CONSIGNA 1
En el texto sobre Maite Soto y Aerodym, ¿de qué entidad fue uno de los fundadores Fabián Soto?
CONSIGNA 2
Retome el texto sobre Maite Soto y Aerodym a continuación de su última oración.

FRAGMENTO SELECCIONADO
“Respeto por la historia y determinación por el futuro”. Con esa mixtura definió Maite Soto el desafío y la responsabilidad que implica ser continuadora de una empresa pionera de la Industria del Aerosol como es Aerodym que, desde hace ya 60 años, marca su trayectoria en la fabricación de aerosoles domisanitarios, cosméticos, industriales y veterinarios.
Cuando Maite habla de historia se refiere, sobre todo, a su padre, Fabián Soto, referente aerosolista y uno de los fundadores de UADA. Reconoce en él un amplio conocimiento técnico y una visión estratégica del negocio, pero, especialmente, destaca los valores que le transmitió: la importancia de la palabra, el respeto dentro de la empresa y hacia proveedores y clientes, la integridad, la constancia, la atención al detalle, la exigencia bien entendida y la capacidad de reinventarse. Esa guía es la que influye -según le contó al Aerosólogo- en su forma de trabajar cotidianamente en la búsqueda de sostener la credibilidad, la transparencia y el compromiso ético en el servicio brindado como banderas inclaudicables.
La nueva vocal de UADA no es, sin embargo, únicamente herencia de una historia a la cual resguardar. Tiene la suya propia: hace 18 años, en 2008, dio sus primeros pasos en Aerodym. Hoy, con 38 años, combina sus estudios universitarios con su desempeño en la Gerencia de Planificación de la empresa. Pero, además, tiene futuro. En unos años se imagina trabajando con el mismo compromiso, responsabilidad y dedicación que la acompañan desde sus inicios solo que con más experiencia acumulada para liderar equipos, tomar decisiones y seguir aprendiendo de los desafíos cotidianos siempre con una premisa clara: equivocarse cuando sea necesario, pero siempre volviendo a intentar.

DATOS PROPORCIONADOS
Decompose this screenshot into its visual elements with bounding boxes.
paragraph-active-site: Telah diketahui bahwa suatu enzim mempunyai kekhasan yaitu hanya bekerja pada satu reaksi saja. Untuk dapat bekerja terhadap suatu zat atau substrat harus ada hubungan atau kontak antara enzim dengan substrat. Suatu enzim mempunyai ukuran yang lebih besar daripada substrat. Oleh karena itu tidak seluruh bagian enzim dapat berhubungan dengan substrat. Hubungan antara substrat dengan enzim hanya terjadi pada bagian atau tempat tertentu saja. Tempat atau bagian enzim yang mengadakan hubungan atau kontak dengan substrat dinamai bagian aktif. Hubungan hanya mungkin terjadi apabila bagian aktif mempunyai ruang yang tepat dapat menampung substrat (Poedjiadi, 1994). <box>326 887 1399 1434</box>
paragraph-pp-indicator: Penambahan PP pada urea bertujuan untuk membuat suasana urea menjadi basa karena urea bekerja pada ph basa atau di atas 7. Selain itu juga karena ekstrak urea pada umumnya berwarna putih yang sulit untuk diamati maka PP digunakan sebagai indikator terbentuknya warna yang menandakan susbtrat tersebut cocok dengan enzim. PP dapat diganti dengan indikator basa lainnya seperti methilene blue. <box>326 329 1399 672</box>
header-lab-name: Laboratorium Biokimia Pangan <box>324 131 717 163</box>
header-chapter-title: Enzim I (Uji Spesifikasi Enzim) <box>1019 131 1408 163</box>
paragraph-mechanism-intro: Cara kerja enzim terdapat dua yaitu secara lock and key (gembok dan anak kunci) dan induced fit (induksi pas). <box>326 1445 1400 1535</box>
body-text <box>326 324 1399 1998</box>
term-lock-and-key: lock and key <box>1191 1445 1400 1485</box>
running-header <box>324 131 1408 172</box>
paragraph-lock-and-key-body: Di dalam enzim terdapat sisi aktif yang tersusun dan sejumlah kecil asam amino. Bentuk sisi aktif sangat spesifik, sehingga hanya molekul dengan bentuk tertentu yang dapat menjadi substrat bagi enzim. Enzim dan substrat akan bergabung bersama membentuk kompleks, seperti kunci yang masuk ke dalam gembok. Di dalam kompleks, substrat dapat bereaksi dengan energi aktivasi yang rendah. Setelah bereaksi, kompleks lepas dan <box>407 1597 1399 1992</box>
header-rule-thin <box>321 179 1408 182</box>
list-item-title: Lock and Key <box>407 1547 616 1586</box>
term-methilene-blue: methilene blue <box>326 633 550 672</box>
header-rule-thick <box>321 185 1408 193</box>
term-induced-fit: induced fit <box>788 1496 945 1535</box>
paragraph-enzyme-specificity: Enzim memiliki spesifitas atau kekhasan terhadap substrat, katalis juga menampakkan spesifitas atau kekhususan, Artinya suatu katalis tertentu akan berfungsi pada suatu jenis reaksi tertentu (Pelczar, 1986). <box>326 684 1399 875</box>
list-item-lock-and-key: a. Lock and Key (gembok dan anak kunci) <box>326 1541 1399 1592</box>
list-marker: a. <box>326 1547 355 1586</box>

RESPUESTA 1
De UADA.

RESPUESTA 2
Por fuera de la fábrica, la vida de Maite es la de una persona curiosa, activa y ávida de aprendizaje. Más allá de sus estudios formales, complementa sus conocimientos con talleres, cursos y distintas actividades vinculadas al arte y a la actividad física como yoga y crossfit. Todo eso lo equilibra con momentos de calidad con su hijo y su familia con quienes disfruta de salir a museos y teatros.
Después de su paso por la Reunión de Continuadores, Maite se adentró de lleno en el gremialismo empresario. Desde diciembre integra la Junta Directiva de UADA, una institución en la que reconoce un ámbito valioso de crecimiento y colaboración.
Su llegada a la representación de sus colegas llegó, según explicó, por la motivación de compartir experiencias y desafíos similares con sus pares. “Creo firmemente en el valor del intercambio, la cooperación y la construcción colectiva, especialmente en un contexto tan complejo como el argentino”, expresó ene se sentido. Asimismo, resaltó que espacios como estos permiten acompañar una tarea que muchas veces es solidaria y que permite un aprendizaje mutuo que enriquece la mirada a partir de la mixtura de las nuevas generaciones con las pasadas.